Give the total number of lines with the word "Dirk" in them, and no other words.

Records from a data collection
--------------------------------------------------

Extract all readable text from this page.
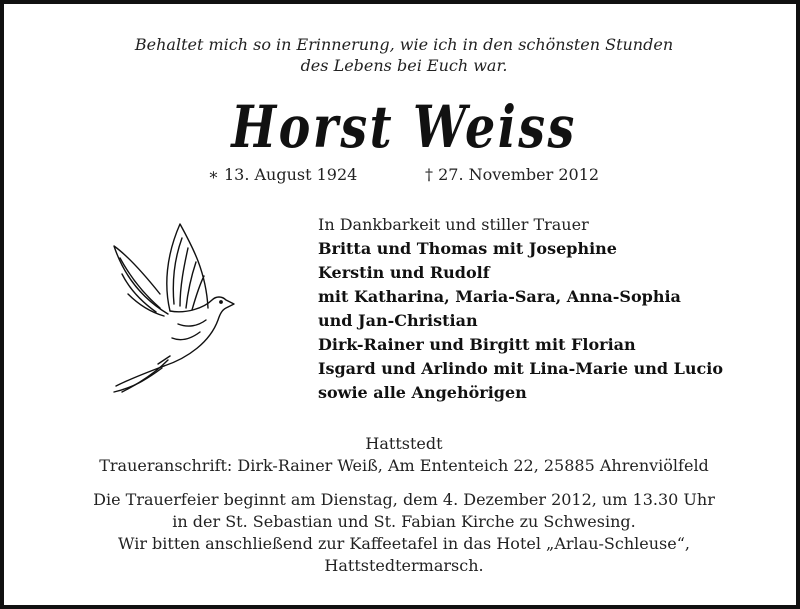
Behaltet mich so in Erinnerung, wie ich in den schönsten Stunden
des Lebens bei Euch war.
Horst Weiss
∗ 13. August 1924	† 27. November 2012
In Dankbarkeit und stiller Trauer
Britta und Thomas mit Josephine
Kerstin und Rudolf
mit Katharina, Maria-Sara, Anna-Sophia
und Jan-Christian
Dirk-Rainer und Birgitt mit Florian
Isgard und Arlindo mit Lina-Marie und Lucio
sowie alle Angehörigen
Hattstedt
Traueranschrift: Dirk-Rainer Weiß, Am Ententeich 22, 25885 Ahrenviölfeld
Die Trauerfeier beginnt am Dienstag, dem 4. Dezember 2012, um 13.30 Uhr
in der St. Sebastian und St. Fabian Kirche zu Schwesing.
Wir bitten anschließend zur Kaffeetafel in das Hotel „Arlau-Schleuse“,
Hattstedtermarsch.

--------------------------------------------------

WRITTEN SOLUTION: 2